(Stored data)
# # # # # # #

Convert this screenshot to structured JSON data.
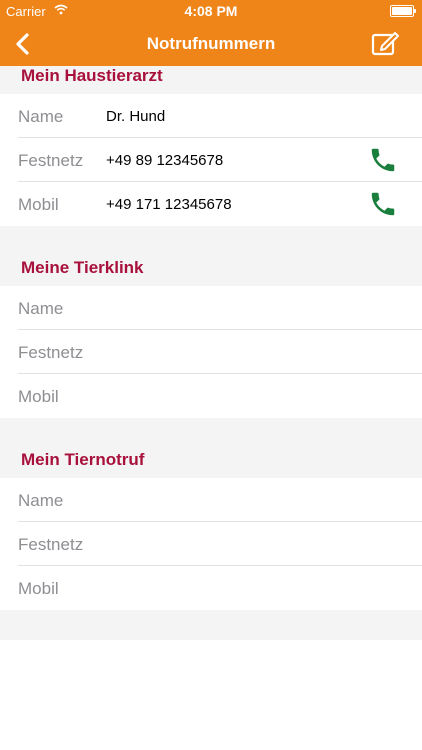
{
  "status_bar": {
    "carrier": "Carrier",
    "time": "4:08 PM"
  },
  "nav": {
    "title": "Notrufnummern",
    "back_icon": "chevron-left-icon",
    "edit_icon": "edit-icon"
  },
  "colors": {
    "accent": "#ef8419",
    "section_title": "#a8113b",
    "phone_icon": "#1a7f3c",
    "label": "#8e8e93"
  },
  "sections": [
    {
      "title": "Mein Haustierarzt",
      "rows": [
        {
          "label": "Name",
          "value": "Dr. Hund"
        },
        {
          "label": "Festnetz",
          "value": "+49 89 12345678"
        },
        {
          "label": "Mobil",
          "value": "+49 171 12345678"
        }
      ]
    },
    {
      "title": "Meine Tierklink",
      "rows": [
        {
          "label": "Name",
          "value": ""
        },
        {
          "label": "Festnetz",
          "value": ""
        },
        {
          "label": "Mobil",
          "value": ""
        }
      ]
    },
    {
      "title": "Mein Tiernotruf",
      "rows": [
        {
          "label": "Name",
          "value": ""
        },
        {
          "label": "Festnetz",
          "value": ""
        },
        {
          "label": "Mobil",
          "value": ""
        }
      ]
    }
  ]
}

# # # # # # #

* What needs to be done *
The records above should be reproduced exactly, with no pictures included.

* Written response *
Convert this screenshot to structured JSON data.
{
  "status_bar": {
    "carrier": "Carrier",
    "time": "4:08 PM"
  },
  "nav": {
    "title": "Notrufnummern",
    "back_icon": "chevron-left-icon",
    "edit_icon": "edit-icon"
  },
  "colors": {
    "accent": "#ef8419",
    "section_title": "#a8113b",
    "phone_icon": "#1a7f3c",
    "label": "#8e8e93"
  },
  "sections": [
    {
      "title": "Mein Haustierarzt",
      "rows": [
        {
          "label": "Name",
          "value": "Dr. Hund"
        },
        {
          "label": "Festnetz",
          "value": "+49 89 12345678"
        },
        {
          "label": "Mobil",
          "value": "+49 171 12345678"
        }
      ]
    },
    {
      "title": "Meine Tierklink",
      "rows": [
        {
          "label": "Name",
          "value": ""
        },
        {
          "label": "Festnetz",
          "value": ""
        },
        {
          "label": "Mobil",
          "value": ""
        }
      ]
    },
    {
      "title": "Mein Tiernotruf",
      "rows": [
        {
          "label": "Name",
          "value": ""
        },
        {
          "label": "Festnetz",
          "value": ""
        },
        {
          "label": "Mobil",
          "value": ""
        }
      ]
    }
  ]
}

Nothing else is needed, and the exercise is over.